- WRITTEN TASK -
Repeat exactly, and only, the lines from the one containing "Type out the text in this image." through the end of the records.

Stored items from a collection
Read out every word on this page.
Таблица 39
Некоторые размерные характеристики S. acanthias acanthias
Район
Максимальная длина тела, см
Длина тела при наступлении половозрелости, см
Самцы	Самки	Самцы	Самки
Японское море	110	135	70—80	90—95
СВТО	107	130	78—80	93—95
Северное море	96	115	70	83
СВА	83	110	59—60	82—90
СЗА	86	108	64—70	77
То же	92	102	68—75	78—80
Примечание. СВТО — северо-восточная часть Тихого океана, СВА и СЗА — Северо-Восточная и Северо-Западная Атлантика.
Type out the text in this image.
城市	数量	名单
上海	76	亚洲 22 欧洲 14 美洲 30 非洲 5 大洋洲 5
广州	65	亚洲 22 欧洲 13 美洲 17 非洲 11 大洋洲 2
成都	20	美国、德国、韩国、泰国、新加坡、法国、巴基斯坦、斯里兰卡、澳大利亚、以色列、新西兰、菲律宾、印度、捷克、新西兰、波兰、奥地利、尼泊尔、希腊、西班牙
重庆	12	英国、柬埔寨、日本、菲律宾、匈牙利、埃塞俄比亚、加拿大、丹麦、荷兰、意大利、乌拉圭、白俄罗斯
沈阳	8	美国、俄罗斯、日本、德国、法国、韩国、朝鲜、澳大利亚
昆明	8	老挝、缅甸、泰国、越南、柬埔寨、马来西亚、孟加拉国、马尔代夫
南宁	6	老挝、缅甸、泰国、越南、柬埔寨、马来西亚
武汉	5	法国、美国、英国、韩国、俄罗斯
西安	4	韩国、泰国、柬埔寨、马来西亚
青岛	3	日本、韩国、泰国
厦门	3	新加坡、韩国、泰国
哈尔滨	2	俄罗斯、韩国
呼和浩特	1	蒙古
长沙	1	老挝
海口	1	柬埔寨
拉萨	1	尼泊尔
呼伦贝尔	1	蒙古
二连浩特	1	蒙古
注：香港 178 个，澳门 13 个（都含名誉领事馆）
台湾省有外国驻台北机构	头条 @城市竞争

- OUTPUT FOR THIS TASK -
Type out the text in this image.
城市	数量	名单
上海	76	亚洲 22 欧洲 14 美洲 30 非洲 5 大洋洲 5
广州	65	亚洲 22 欧洲 13 美洲 17 非洲 11 大洋洲 2
成都	20	美国、德国、韩国、泰国、新加坡、法国、巴基斯坦、斯里兰卡、澳大利亚、以色列、新西兰、菲律宾、印度、捷克、新西兰、波兰、奥地利、尼泊尔、希腊、西班牙
重庆	12	英国、柬埔寨、日本、菲律宾、匈牙利、埃塞俄比亚、加拿大、丹麦、荷兰、意大利、乌拉圭、白俄罗斯
沈阳	8	美国、俄罗斯、日本、德国、法国、韩国、朝鲜、澳大利亚
昆明	8	老挝、缅甸、泰国、越南、柬埔寨、马来西亚、孟加拉国、马尔代夫
南宁	6	老挝、缅甸、泰国、越南、柬埔寨、马来西亚
武汉	5	法国、美国、英国、韩国、俄罗斯
西安	4	韩国、泰国、柬埔寨、马来西亚
青岛	3	日本、韩国、泰国
厦门	3	新加坡、韩国、泰国
哈尔滨	2	俄罗斯、韩国
呼和浩特	1	蒙古
长沙	1	老挝
海口	1	柬埔寨
拉萨	1	尼泊尔
呼伦贝尔	1	蒙古
二连浩特	1	蒙古
注：香港 178 个，澳门 13 个（都含名誉领事馆）
台湾省有外国驻台北机构	头条 @城市竞争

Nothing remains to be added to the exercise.